## Begin
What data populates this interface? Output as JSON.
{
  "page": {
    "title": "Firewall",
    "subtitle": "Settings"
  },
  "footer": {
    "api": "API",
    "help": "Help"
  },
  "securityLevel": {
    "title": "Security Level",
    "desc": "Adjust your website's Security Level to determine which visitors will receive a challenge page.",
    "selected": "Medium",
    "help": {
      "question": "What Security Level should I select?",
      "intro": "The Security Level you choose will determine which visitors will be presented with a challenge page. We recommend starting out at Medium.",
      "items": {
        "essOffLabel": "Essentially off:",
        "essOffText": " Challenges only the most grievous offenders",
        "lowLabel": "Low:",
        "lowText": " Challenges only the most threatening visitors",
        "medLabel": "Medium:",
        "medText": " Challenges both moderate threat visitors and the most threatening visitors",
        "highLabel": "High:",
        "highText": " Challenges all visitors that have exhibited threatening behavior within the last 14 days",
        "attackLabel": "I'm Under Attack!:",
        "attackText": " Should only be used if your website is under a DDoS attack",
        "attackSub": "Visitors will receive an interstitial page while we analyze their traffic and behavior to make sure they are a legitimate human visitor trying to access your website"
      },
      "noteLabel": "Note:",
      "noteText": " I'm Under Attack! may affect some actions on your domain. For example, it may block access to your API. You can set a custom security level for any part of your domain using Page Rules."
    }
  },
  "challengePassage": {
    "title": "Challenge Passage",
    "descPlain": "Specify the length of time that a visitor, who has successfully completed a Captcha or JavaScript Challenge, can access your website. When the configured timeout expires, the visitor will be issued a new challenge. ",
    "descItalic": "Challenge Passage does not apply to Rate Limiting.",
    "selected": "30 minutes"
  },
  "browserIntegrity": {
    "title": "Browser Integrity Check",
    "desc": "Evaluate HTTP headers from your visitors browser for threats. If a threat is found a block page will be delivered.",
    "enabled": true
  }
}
## End
§ Exercise task: Please output every record, keeping each line exact.

§ Solution to this problem:
What data populates this interface? Output as JSON.
{
  "page": {
    "title": "Firewall",
    "subtitle": "Settings"
  },
  "footer": {
    "api": "API",
    "help": "Help"
  },
  "securityLevel": {
    "title": "Security Level",
    "desc": "Adjust your website's Security Level to determine which visitors will receive a challenge page.",
    "selected": "Medium",
    "help": {
      "question": "What Security Level should I select?",
      "intro": "The Security Level you choose will determine which visitors will be presented with a challenge page. We recommend starting out at Medium.",
      "items": {
        "essOffLabel": "Essentially off:",
        "essOffText": " Challenges only the most grievous offenders",
        "lowLabel": "Low:",
        "lowText": " Challenges only the most threatening visitors",
        "medLabel": "Medium:",
        "medText": " Challenges both moderate threat visitors and the most threatening visitors",
        "highLabel": "High:",
        "highText": " Challenges all visitors that have exhibited threatening behavior within the last 14 days",
        "attackLabel": "I'm Under Attack!:",
        "attackText": " Should only be used if your website is under a DDoS attack",
        "attackSub": "Visitors will receive an interstitial page while we analyze their traffic and behavior to make sure they are a legitimate human visitor trying to access your website"
      },
      "noteLabel": "Note:",
      "noteText": " I'm Under Attack! may affect some actions on your domain. For example, it may block access to your API. You can set a custom security level for any part of your domain using Page Rules."
    }
  },
  "challengePassage": {
    "title": "Challenge Passage",
    "descPlain": "Specify the length of time that a visitor, who has successfully completed a Captcha or JavaScript Challenge, can access your website. When the configured timeout expires, the visitor will be issued a new challenge. ",
    "descItalic": "Challenge Passage does not apply to Rate Limiting.",
    "selected": "30 minutes"
  },
  "browserIntegrity": {
    "title": "Browser Integrity Check",
    "desc": "Evaluate HTTP headers from your visitors browser for threats. If a threat is found a block page will be delivered.",
    "enabled": true
  }
}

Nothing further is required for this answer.